[Given instruction]
Reproduce each line of the material exactly, minus any picture.

Data records:
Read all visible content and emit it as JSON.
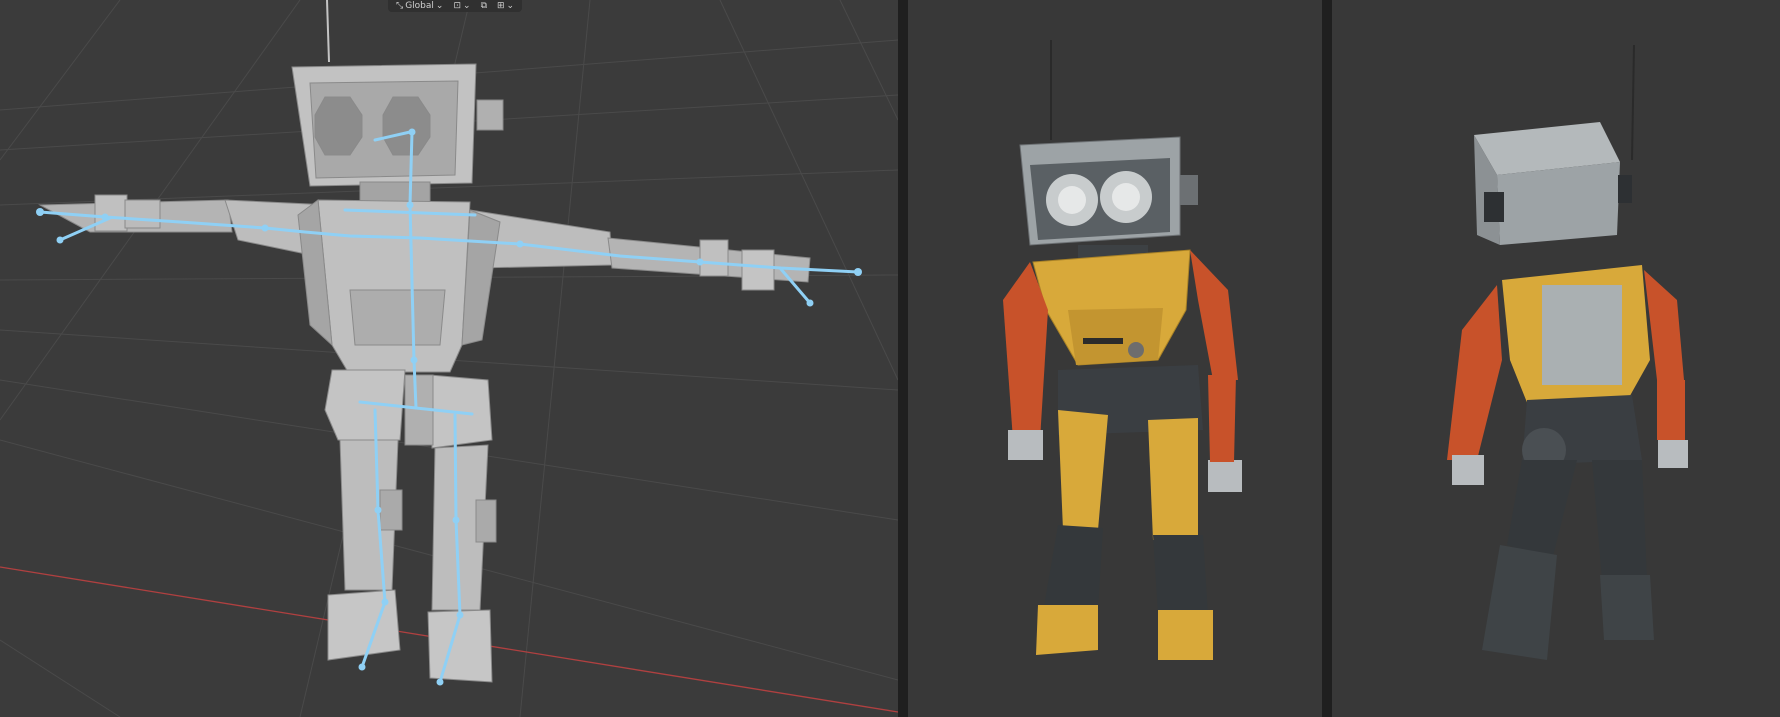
{
  "viewport_header": {
    "transform_orientation": "Global",
    "icons": [
      "orientation-icon",
      "pivot-icon",
      "snap-icon",
      "proportional-edit-icon"
    ]
  },
  "colors": {
    "bone": "#8fd0f5",
    "mesh": "#b9b9b9",
    "grid": "#4a4a4a",
    "x_axis": "#b04040",
    "robot_yellow": "#d8a93a",
    "robot_orange": "#c8522a",
    "robot_dark": "#3a3e42",
    "robot_gray": "#9aa0a3"
  }
}
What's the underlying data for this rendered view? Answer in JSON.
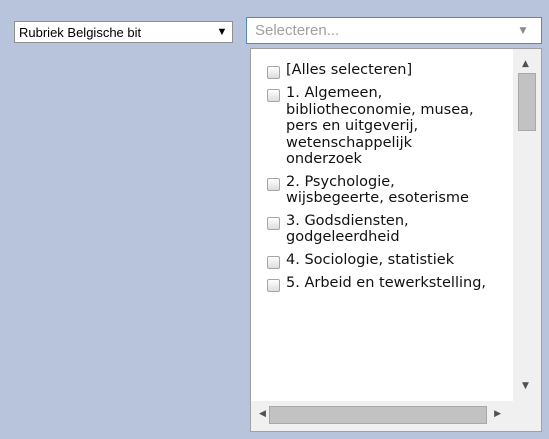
{
  "filter_select": {
    "value": "Rubriek Belgische bit",
    "arrow": "▼"
  },
  "multi_select": {
    "placeholder": "Selecteren...",
    "arrow": "▼"
  },
  "dropdown": {
    "options": [
      {
        "label": "[Alles selecteren]",
        "checked": false
      },
      {
        "label": "1. Algemeen, bibliotheconomie, musea, pers en uitgeverij, wetenschappelijk onderzoek",
        "checked": false
      },
      {
        "label": "2. Psychologie, wijsbegeerte, esoterisme",
        "checked": false
      },
      {
        "label": "3. Godsdiensten, godgeleerdheid",
        "checked": false
      },
      {
        "label": "4. Sociologie, statistiek",
        "checked": false
      },
      {
        "label": "5. Arbeid en tewerkstelling,",
        "checked": false
      }
    ],
    "scroll_icons": {
      "up": "▲",
      "down": "▼",
      "left": "◀",
      "right": "▶"
    }
  }
}
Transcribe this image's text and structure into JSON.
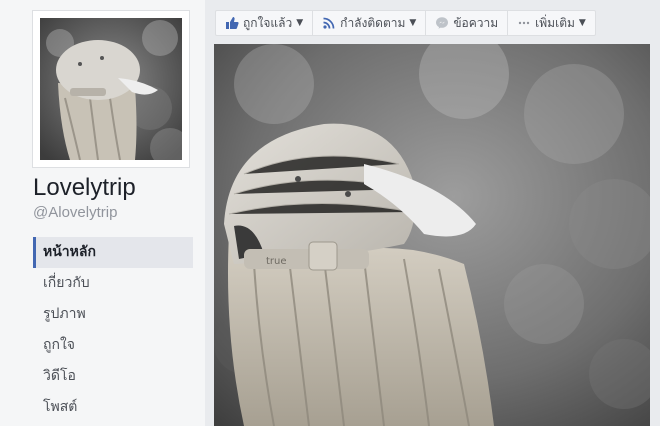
{
  "page": {
    "name": "Lovelytrip",
    "handle": "@Alovelytrip"
  },
  "toolbar": {
    "like_label": "ถูกใจแล้ว",
    "follow_label": "กำลังติดตาม",
    "message_label": "ข้อความ",
    "more_label": "เพิ่มเติม"
  },
  "nav": {
    "items": [
      {
        "label": "หน้าหลัก"
      },
      {
        "label": "เกี่ยวกับ"
      },
      {
        "label": "รูปภาพ"
      },
      {
        "label": "ถูกใจ"
      },
      {
        "label": "วิดีโอ"
      },
      {
        "label": "โพสต์"
      }
    ]
  },
  "cover": {
    "cap_text": "true"
  },
  "icons": {
    "like": "thumbs-up-icon",
    "follow": "rss-icon",
    "message": "messenger-icon",
    "more": "ellipsis-icon"
  },
  "colors": {
    "accent": "#4267b2",
    "background": "#e9ebee"
  }
}
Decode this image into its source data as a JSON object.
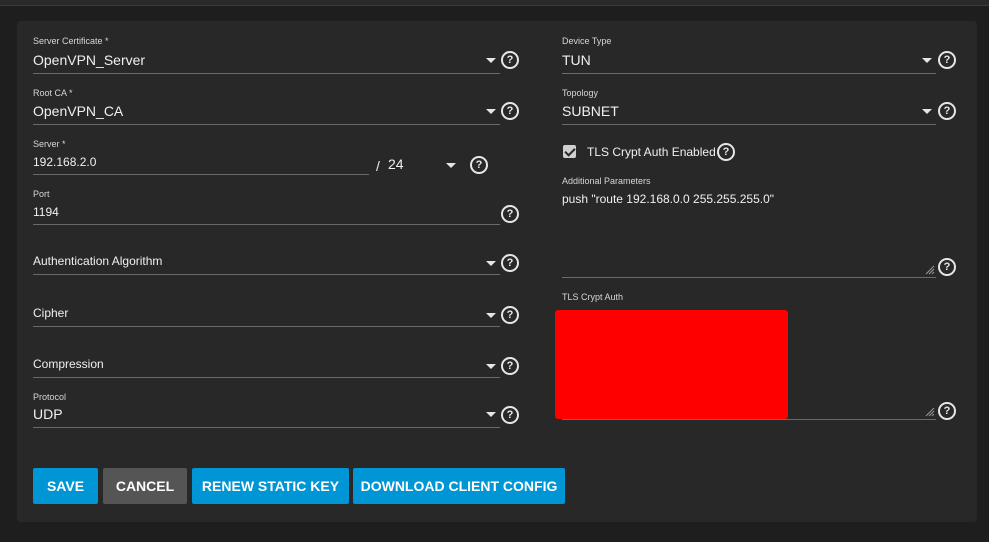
{
  "form": {
    "server_certificate": {
      "label": "Server Certificate *",
      "value": "OpenVPN_Server"
    },
    "root_ca": {
      "label": "Root CA *",
      "value": "OpenVPN_CA"
    },
    "server": {
      "label": "Server *",
      "value": "192.168.2.0",
      "separator": "/",
      "netmask": "24"
    },
    "port": {
      "label": "Port",
      "value": "1194"
    },
    "auth_algorithm": {
      "label": "Authentication Algorithm",
      "value": ""
    },
    "cipher": {
      "label": "Cipher",
      "value": ""
    },
    "compression": {
      "label": "Compression",
      "value": ""
    },
    "protocol": {
      "label": "Protocol",
      "value": "UDP"
    },
    "device_type": {
      "label": "Device Type",
      "value": "TUN"
    },
    "topology": {
      "label": "Topology",
      "value": "SUBNET"
    },
    "tls_crypt_auth_enabled": {
      "label": "TLS Crypt Auth Enabled",
      "checked": true
    },
    "additional_parameters": {
      "label": "Additional Parameters",
      "value": "push \"route 192.168.0.0 255.255.255.0\""
    },
    "tls_crypt_auth": {
      "label": "TLS Crypt Auth",
      "value_redacted": true
    }
  },
  "buttons": {
    "save": "SAVE",
    "cancel": "CANCEL",
    "renew_static_key": "RENEW STATIC KEY",
    "download_client_config": "DOWNLOAD CLIENT CONFIG"
  },
  "help_glyph": "?",
  "colors": {
    "accent": "#0095d5",
    "cancel": "#555555",
    "redaction": "#ff0000"
  }
}
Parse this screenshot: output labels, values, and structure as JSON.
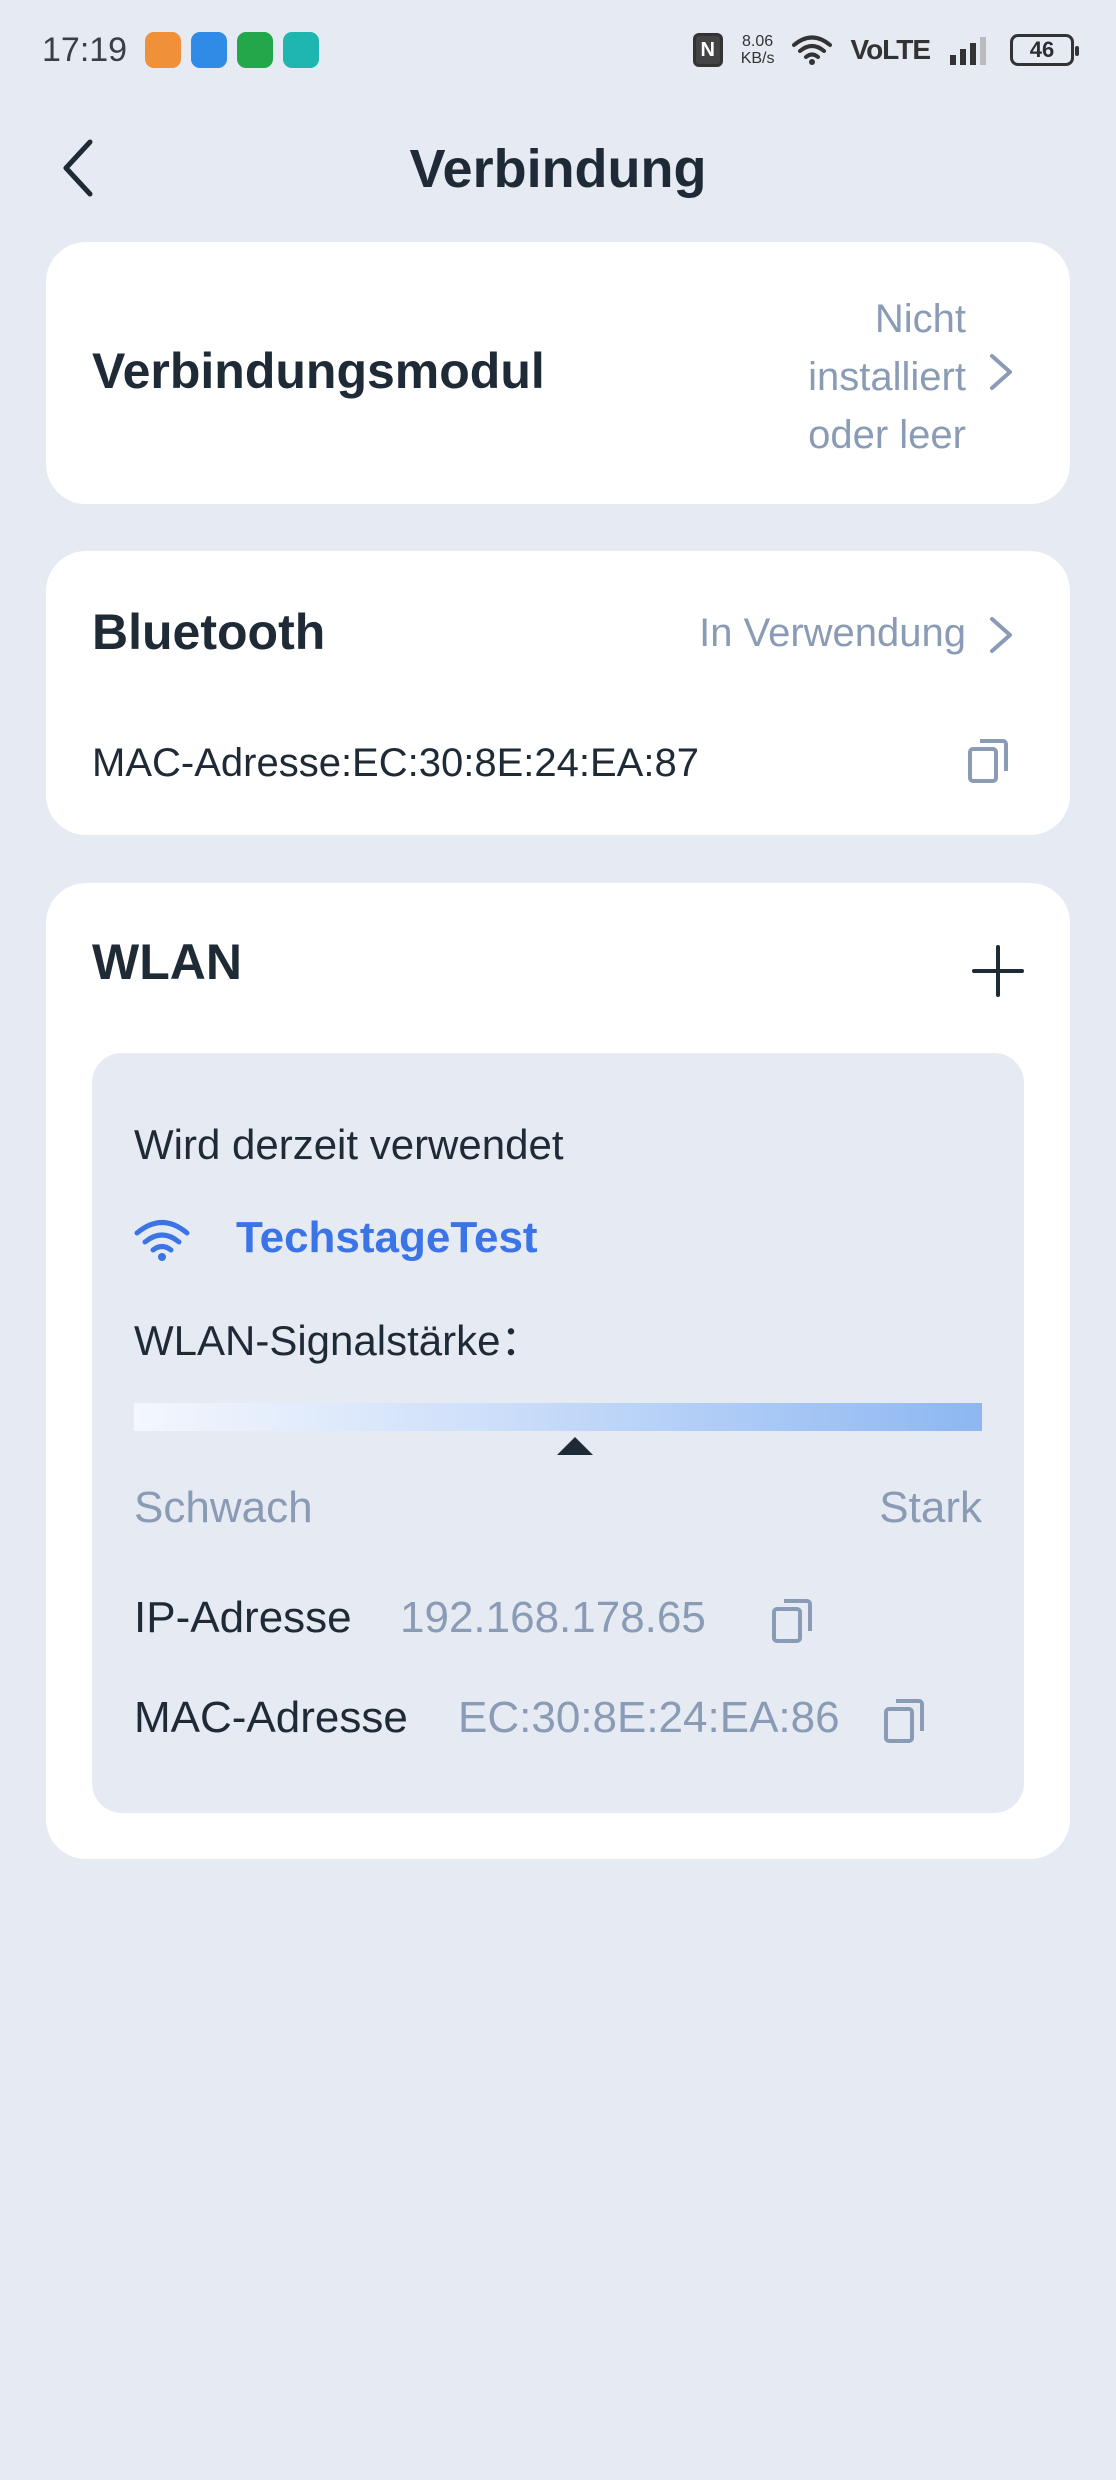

[Full output]
Read all visible content and emit it as JSON.
{
  "viewport_header": {
    "transform_orientation": "Global",
    "icons": [
      "orientation-icon",
      "pivot-icon",
      "snap-icon",
      "proportional-edit-icon"
    ]
  },
  "colors": {
    "bone": "#8fd0f5",
    "mesh": "#b9b9b9",
    "grid": "#4a4a4a",
    "x_axis": "#b04040",
    "robot_yellow": "#d8a93a",
    "robot_orange": "#c8522a",
    "robot_dark": "#3a3e42",
    "robot_gray": "#9aa0a3"
  }
}
What's the underlying data for this rendered view? Answer in JSON.
{
  "filter_select": {
    "value": "Rubriek Belgische bit",
    "arrow": "▼"
  },
  "multi_select": {
    "placeholder": "Selecteren...",
    "arrow": "▼"
  },
  "dropdown": {
    "options": [
      {
        "label": "[Alles selecteren]",
        "checked": false
      },
      {
        "label": "1. Algemeen, bibliotheconomie, musea, pers en uitgeverij, wetenschappelijk onderzoek",
        "checked": false
      },
      {
        "label": "2. Psychologie, wijsbegeerte, esoterisme",
        "checked": false
      },
      {
        "label": "3. Godsdiensten, godgeleerdheid",
        "checked": false
      },
      {
        "label": "4. Sociologie, statistiek",
        "checked": false
      },
      {
        "label": "5. Arbeid en tewerkstelling,",
        "checked": false
      }
    ],
    "scroll_icons": {
      "up": "▲",
      "down": "▼",
      "left": "◀",
      "right": "▶"
    }
  }
}
Transcribe this image's text and structure into JSON.
{
  "page": {
    "name": "Lovelytrip",
    "handle": "@Alovelytrip"
  },
  "toolbar": {
    "like_label": "ถูกใจแล้ว",
    "follow_label": "กำลังติดตาม",
    "message_label": "ข้อความ",
    "more_label": "เพิ่มเติม"
  },
  "nav": {
    "items": [
      {
        "label": "หน้าหลัก"
      },
      {
        "label": "เกี่ยวกับ"
      },
      {
        "label": "รูปภาพ"
      },
      {
        "label": "ถูกใจ"
      },
      {
        "label": "วิดีโอ"
      },
      {
        "label": "โพสต์"
      }
    ]
  },
  "cover": {
    "cap_text": "true"
  },
  "icons": {
    "like": "thumbs-up-icon",
    "follow": "rss-icon",
    "message": "messenger-icon",
    "more": "ellipsis-icon"
  },
  "colors": {
    "accent": "#4267b2",
    "background": "#e9ebee"
  }
}
Decode this image into its source data as a JSON object.
{
  "form": {
    "server_certificate": {
      "label": "Server Certificate *",
      "value": "OpenVPN_Server"
    },
    "root_ca": {
      "label": "Root CA *",
      "value": "OpenVPN_CA"
    },
    "server": {
      "label": "Server *",
      "value": "192.168.2.0",
      "separator": "/",
      "netmask": "24"
    },
    "port": {
      "label": "Port",
      "value": "1194"
    },
    "auth_algorithm": {
      "label": "Authentication Algorithm",
      "value": ""
    },
    "cipher": {
      "label": "Cipher",
      "value": ""
    },
    "compression": {
      "label": "Compression",
      "value": ""
    },
    "protocol": {
      "label": "Protocol",
      "value": "UDP"
    },
    "device_type": {
      "label": "Device Type",
      "value": "TUN"
    },
    "topology": {
      "label": "Topology",
      "value": "SUBNET"
    },
    "tls_crypt_auth_enabled": {
      "label": "TLS Crypt Auth Enabled",
      "checked": true
    },
    "additional_parameters": {
      "label": "Additional Parameters",
      "value": "push \"route 192.168.0.0 255.255.255.0\""
    },
    "tls_crypt_auth": {
      "label": "TLS Crypt Auth",
      "value_redacted": true
    }
  },
  "buttons": {
    "save": "SAVE",
    "cancel": "CANCEL",
    "renew_static_key": "RENEW STATIC KEY",
    "download_client_config": "DOWNLOAD CLIENT CONFIG"
  },
  "help_glyph": "?",
  "colors": {
    "accent": "#0095d5",
    "cancel": "#555555",
    "redaction": "#ff0000"
  }
}
Parse this screenshot: output labels, values, and structure as JSON.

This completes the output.